_The problem:_ Copy the data exactly as it appears, and do not include any pictures.

>> BEGIN Input records

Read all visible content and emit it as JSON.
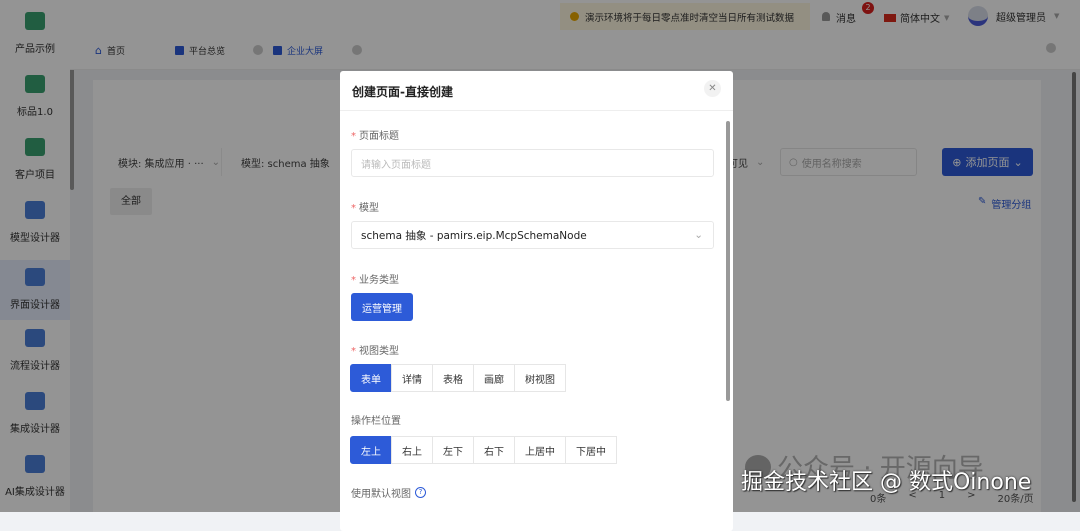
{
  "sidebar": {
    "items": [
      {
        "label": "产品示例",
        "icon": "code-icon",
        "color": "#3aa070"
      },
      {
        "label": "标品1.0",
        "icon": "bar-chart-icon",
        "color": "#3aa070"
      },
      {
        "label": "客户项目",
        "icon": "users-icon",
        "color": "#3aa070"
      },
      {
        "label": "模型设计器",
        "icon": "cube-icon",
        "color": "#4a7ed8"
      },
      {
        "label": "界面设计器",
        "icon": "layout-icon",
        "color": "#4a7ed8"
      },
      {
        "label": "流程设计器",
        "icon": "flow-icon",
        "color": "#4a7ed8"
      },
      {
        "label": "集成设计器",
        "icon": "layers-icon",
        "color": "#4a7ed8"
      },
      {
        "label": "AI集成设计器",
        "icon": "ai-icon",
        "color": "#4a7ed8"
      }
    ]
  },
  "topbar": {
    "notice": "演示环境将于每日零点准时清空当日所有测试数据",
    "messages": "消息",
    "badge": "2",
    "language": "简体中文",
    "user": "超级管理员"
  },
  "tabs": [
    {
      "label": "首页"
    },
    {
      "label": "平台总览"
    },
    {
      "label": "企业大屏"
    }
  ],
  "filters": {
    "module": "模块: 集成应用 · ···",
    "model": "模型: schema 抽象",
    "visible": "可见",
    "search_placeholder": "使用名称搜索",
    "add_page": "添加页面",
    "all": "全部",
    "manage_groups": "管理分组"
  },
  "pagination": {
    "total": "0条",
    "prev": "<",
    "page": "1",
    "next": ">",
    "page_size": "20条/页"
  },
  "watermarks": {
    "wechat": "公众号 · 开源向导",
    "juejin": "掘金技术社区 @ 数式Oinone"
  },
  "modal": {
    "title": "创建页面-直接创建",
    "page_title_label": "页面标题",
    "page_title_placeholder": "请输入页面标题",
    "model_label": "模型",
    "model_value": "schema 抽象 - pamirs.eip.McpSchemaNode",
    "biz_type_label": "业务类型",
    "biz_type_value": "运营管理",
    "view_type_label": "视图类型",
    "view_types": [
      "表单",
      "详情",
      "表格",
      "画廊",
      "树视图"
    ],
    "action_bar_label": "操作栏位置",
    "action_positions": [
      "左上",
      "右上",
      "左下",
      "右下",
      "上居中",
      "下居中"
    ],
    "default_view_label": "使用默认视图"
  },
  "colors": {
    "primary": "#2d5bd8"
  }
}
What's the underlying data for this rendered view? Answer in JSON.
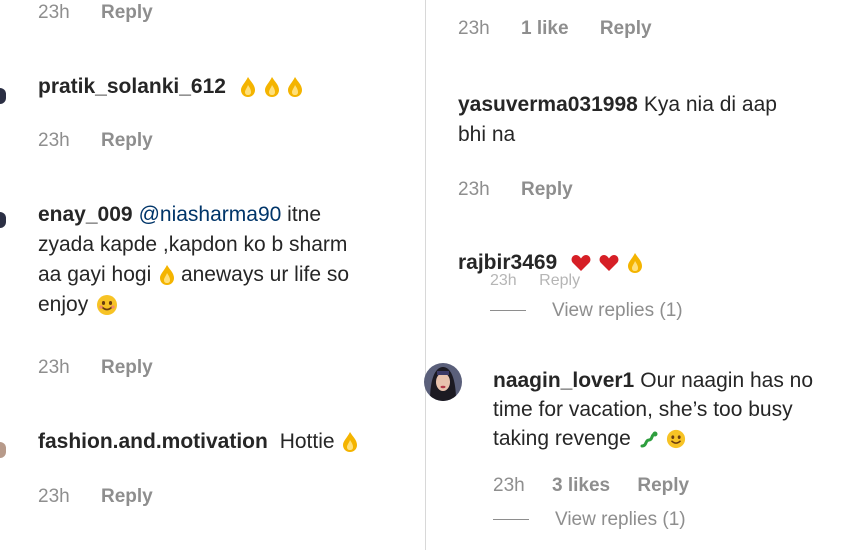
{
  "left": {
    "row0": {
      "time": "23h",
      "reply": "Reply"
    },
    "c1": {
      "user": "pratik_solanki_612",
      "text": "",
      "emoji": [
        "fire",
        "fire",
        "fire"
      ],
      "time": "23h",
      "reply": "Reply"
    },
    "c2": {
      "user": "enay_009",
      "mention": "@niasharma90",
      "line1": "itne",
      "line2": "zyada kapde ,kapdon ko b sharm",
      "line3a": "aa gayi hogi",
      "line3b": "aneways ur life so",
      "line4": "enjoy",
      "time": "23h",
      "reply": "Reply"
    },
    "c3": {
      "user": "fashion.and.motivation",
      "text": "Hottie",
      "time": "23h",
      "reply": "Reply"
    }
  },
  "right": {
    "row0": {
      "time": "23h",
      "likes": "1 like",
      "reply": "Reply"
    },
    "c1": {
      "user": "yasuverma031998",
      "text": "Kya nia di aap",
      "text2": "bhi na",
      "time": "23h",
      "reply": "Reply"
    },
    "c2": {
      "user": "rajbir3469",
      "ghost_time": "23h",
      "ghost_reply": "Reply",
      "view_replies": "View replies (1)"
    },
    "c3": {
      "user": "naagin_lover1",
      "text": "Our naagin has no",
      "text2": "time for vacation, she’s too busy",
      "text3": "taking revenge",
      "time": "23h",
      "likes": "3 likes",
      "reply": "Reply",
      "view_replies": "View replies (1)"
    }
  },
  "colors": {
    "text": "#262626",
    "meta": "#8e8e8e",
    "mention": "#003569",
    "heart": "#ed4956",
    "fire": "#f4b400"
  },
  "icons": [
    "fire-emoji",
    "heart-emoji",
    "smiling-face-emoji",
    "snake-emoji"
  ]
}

>> END Input records

_Solution:_
Read all visible content and emit it as JSON.
{
  "sidebar": {
    "items": [
      {
        "label": "产品示例",
        "icon": "code-icon",
        "color": "#3aa070"
      },
      {
        "label": "标品1.0",
        "icon": "bar-chart-icon",
        "color": "#3aa070"
      },
      {
        "label": "客户项目",
        "icon": "users-icon",
        "color": "#3aa070"
      },
      {
        "label": "模型设计器",
        "icon": "cube-icon",
        "color": "#4a7ed8"
      },
      {
        "label": "界面设计器",
        "icon": "layout-icon",
        "color": "#4a7ed8"
      },
      {
        "label": "流程设计器",
        "icon": "flow-icon",
        "color": "#4a7ed8"
      },
      {
        "label": "集成设计器",
        "icon": "layers-icon",
        "color": "#4a7ed8"
      },
      {
        "label": "AI集成设计器",
        "icon": "ai-icon",
        "color": "#4a7ed8"
      }
    ]
  },
  "topbar": {
    "notice": "演示环境将于每日零点准时清空当日所有测试数据",
    "messages": "消息",
    "badge": "2",
    "language": "简体中文",
    "user": "超级管理员"
  },
  "tabs": [
    {
      "label": "首页"
    },
    {
      "label": "平台总览"
    },
    {
      "label": "企业大屏"
    }
  ],
  "filters": {
    "module": "模块: 集成应用 · ···",
    "model": "模型: schema 抽象",
    "visible": "可见",
    "search_placeholder": "使用名称搜索",
    "add_page": "添加页面",
    "all": "全部",
    "manage_groups": "管理分组"
  },
  "pagination": {
    "total": "0条",
    "prev": "<",
    "page": "1",
    "next": ">",
    "page_size": "20条/页"
  },
  "watermarks": {
    "wechat": "公众号 · 开源向导",
    "juejin": "掘金技术社区 @ 数式Oinone"
  },
  "modal": {
    "title": "创建页面-直接创建",
    "page_title_label": "页面标题",
    "page_title_placeholder": "请输入页面标题",
    "model_label": "模型",
    "model_value": "schema 抽象 - pamirs.eip.McpSchemaNode",
    "biz_type_label": "业务类型",
    "biz_type_value": "运营管理",
    "view_type_label": "视图类型",
    "view_types": [
      "表单",
      "详情",
      "表格",
      "画廊",
      "树视图"
    ],
    "action_bar_label": "操作栏位置",
    "action_positions": [
      "左上",
      "右上",
      "左下",
      "右下",
      "上居中",
      "下居中"
    ],
    "default_view_label": "使用默认视图"
  },
  "colors": {
    "primary": "#2d5bd8"
  }
}
What's the underlying data for this rendered view? Answer in JSON.
{
  "left": {
    "row0": {
      "time": "23h",
      "reply": "Reply"
    },
    "c1": {
      "user": "pratik_solanki_612",
      "text": "",
      "emoji": [
        "fire",
        "fire",
        "fire"
      ],
      "time": "23h",
      "reply": "Reply"
    },
    "c2": {
      "user": "enay_009",
      "mention": "@niasharma90",
      "line1": "itne",
      "line2": "zyada kapde ,kapdon ko b sharm",
      "line3a": "aa gayi hogi",
      "line3b": "aneways ur life so",
      "line4": "enjoy",
      "time": "23h",
      "reply": "Reply"
    },
    "c3": {
      "user": "fashion.and.motivation",
      "text": "Hottie",
      "time": "23h",
      "reply": "Reply"
    }
  },
  "right": {
    "row0": {
      "time": "23h",
      "likes": "1 like",
      "reply": "Reply"
    },
    "c1": {
      "user": "yasuverma031998",
      "text": "Kya nia di aap",
      "text2": "bhi na",
      "time": "23h",
      "reply": "Reply"
    },
    "c2": {
      "user": "rajbir3469",
      "ghost_time": "23h",
      "ghost_reply": "Reply",
      "view_replies": "View replies (1)"
    },
    "c3": {
      "user": "naagin_lover1",
      "text": "Our naagin has no",
      "text2": "time for vacation, she’s too busy",
      "text3": "taking revenge",
      "time": "23h",
      "likes": "3 likes",
      "reply": "Reply",
      "view_replies": "View replies (1)"
    }
  },
  "colors": {
    "text": "#262626",
    "meta": "#8e8e8e",
    "mention": "#003569",
    "heart": "#ed4956",
    "fire": "#f4b400"
  },
  "icons": [
    "fire-emoji",
    "heart-emoji",
    "smiling-face-emoji",
    "snake-emoji"
  ]
}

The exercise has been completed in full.